• Text:
————————
Exploring Rosh Hashana

Exploring Rosh Hashana

  • Sep 3
  • Festivals
  • Rosh Hashanah

Part 3: Kingship, Memories and Shofar

 

It is the longest single prayer of the year.

 

In place of the usual one central blessing (for Shabbat and festival prayers) there are three. Each of the three takes a core theme - God’s Kingship (‘Malchiyot’), National Memory (‘Zichronot’) and the Shofar Blowing (‘Shofarot’) and each one takes ten Biblical verses to help express the core of each blessing. What is each trying to do? And how does each one help us to find inner growth?

 

The Holy One says: say before Me [the verses of] Malchiyot in order to coronate Me King over you; say before Me [the verses of] memories, so that your memory should arise before Me for the good; and with what? With the Shofar!

(Talmud, Rosh Hashana 16a)

 

This cryptic Talmudic basis for our prayers suggests that they answer God’s call to us. At first, it sounds like it is claiming that God Himself might have some kind of a need to be coronated, but an infinite Being has no needs. It also sounds as if it is saying that God needs us to remind Him of the best national memories; but God does not have memory failure. What, then, does it mean?
————————
• Information given:
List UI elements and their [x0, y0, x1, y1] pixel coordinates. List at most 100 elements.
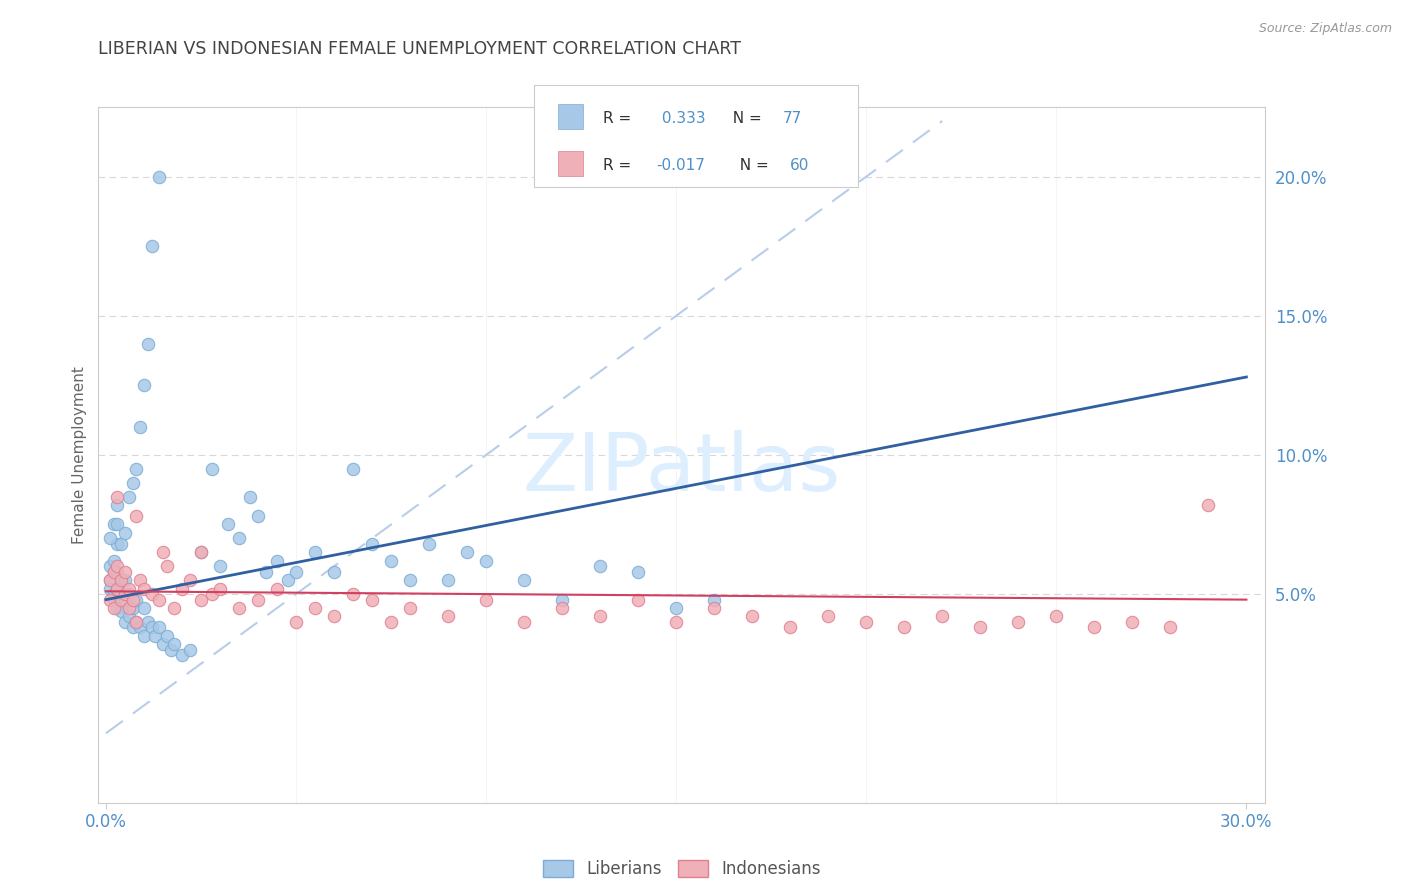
Point	[114, 592, 136, 607]
Point	[179, 642, 201, 657]
Point	[627, 592, 650, 607]
Point	[437, 573, 460, 587]
Point	[285, 565, 308, 579]
Point	[148, 620, 170, 634]
Point	[342, 462, 364, 476]
Point	[125, 592, 148, 607]
Point	[456, 545, 478, 559]
Point	[475, 554, 498, 568]
Point	[156, 629, 179, 643]
Point	[323, 565, 346, 579]
Point	[107, 537, 129, 551]
Text: -0.017: -0.017	[657, 158, 706, 172]
Point	[114, 565, 136, 579]
Text: 0.333: 0.333	[657, 112, 706, 126]
Point	[152, 637, 174, 651]
Point	[1121, 615, 1143, 629]
Point	[170, 648, 193, 663]
Point	[201, 462, 224, 476]
Point	[107, 565, 129, 579]
Point	[703, 592, 725, 607]
Point	[98, 532, 121, 546]
Point	[118, 609, 141, 624]
Point	[125, 509, 148, 524]
Point	[114, 615, 136, 629]
Point	[129, 420, 152, 434]
Point	[1083, 620, 1105, 634]
Point	[145, 629, 167, 643]
Point	[779, 620, 801, 634]
Point	[148, 169, 170, 184]
Point	[1045, 609, 1067, 624]
Point	[132, 629, 155, 643]
Point	[98, 592, 121, 607]
Point	[110, 592, 132, 607]
Point	[1159, 620, 1181, 634]
Point	[103, 554, 125, 568]
Point	[703, 601, 725, 615]
Point	[129, 573, 152, 587]
Text: N =: N =	[730, 158, 773, 172]
Point	[266, 582, 288, 596]
Point	[132, 601, 155, 615]
Text: 60: 60	[790, 158, 810, 172]
Point	[266, 554, 288, 568]
Point	[156, 559, 179, 574]
Point	[114, 525, 136, 540]
Point	[141, 620, 163, 634]
Point	[141, 239, 163, 253]
Point	[118, 601, 141, 615]
Point	[148, 592, 170, 607]
Point	[323, 609, 346, 624]
Point	[931, 609, 953, 624]
Point	[103, 565, 125, 579]
Point	[163, 637, 186, 651]
Text: ZIPatlas: ZIPatlas	[523, 430, 841, 508]
Point	[98, 573, 121, 587]
Point	[121, 620, 143, 634]
Point	[209, 559, 232, 574]
Point	[98, 559, 121, 574]
Point	[141, 587, 163, 601]
Point	[380, 554, 402, 568]
Point	[551, 601, 574, 615]
Point	[475, 592, 498, 607]
Point	[136, 336, 159, 351]
Point	[361, 592, 384, 607]
Point	[285, 615, 308, 629]
Point	[589, 559, 612, 574]
Point	[627, 565, 650, 579]
Point	[589, 609, 612, 624]
Point	[1197, 498, 1219, 512]
Point	[121, 592, 143, 607]
Point	[114, 573, 136, 587]
Point	[399, 573, 422, 587]
Point	[107, 582, 129, 596]
Point	[118, 490, 141, 504]
Point	[380, 615, 402, 629]
Point	[228, 532, 250, 546]
Point	[110, 587, 132, 601]
Point	[179, 573, 201, 587]
Point	[513, 615, 536, 629]
Text: LIBERIAN VS INDONESIAN FEMALE UNEMPLOYMENT CORRELATION CHART: LIBERIAN VS INDONESIAN FEMALE UNEMPLOYME…	[98, 40, 741, 58]
Point	[103, 601, 125, 615]
Point	[217, 517, 239, 532]
Point	[159, 642, 181, 657]
Point	[107, 601, 129, 615]
Point	[103, 565, 125, 579]
Point	[121, 601, 143, 615]
Point	[418, 537, 440, 551]
Point	[342, 587, 364, 601]
Point	[304, 545, 326, 559]
Point	[190, 592, 212, 607]
Point	[132, 378, 155, 392]
Point	[254, 565, 277, 579]
Text: R =: R =	[603, 158, 637, 172]
Point	[247, 509, 270, 524]
Point	[361, 537, 384, 551]
Point	[103, 517, 125, 532]
Point	[201, 587, 224, 601]
Point	[118, 582, 141, 596]
Point	[110, 604, 132, 618]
————————
• Task requirements: Copy word for word everything in the Rosh Hashana text from "It is the longest" down to "With the Shofar!".

• Expected answer:
It is the longest single prayer of the year.

 

In place of the usual one central blessing (for Shabbat and festival prayers) there are three. Each of the three takes a core theme - God’s Kingship (‘Malchiyot’), National Memory (‘Zichronot’) and the Shofar Blowing (‘Shofarot’) and each one takes ten Biblical verses to help express the core of each blessing. What is each trying to do? And how does each one help us to find inner growth?

 

The Holy One says: say before Me [the verses of] Malchiyot in order to coronate Me King over you; say before Me [the verses of] memories, so that your memory should arise before Me for the good; and with what? With the Shofar!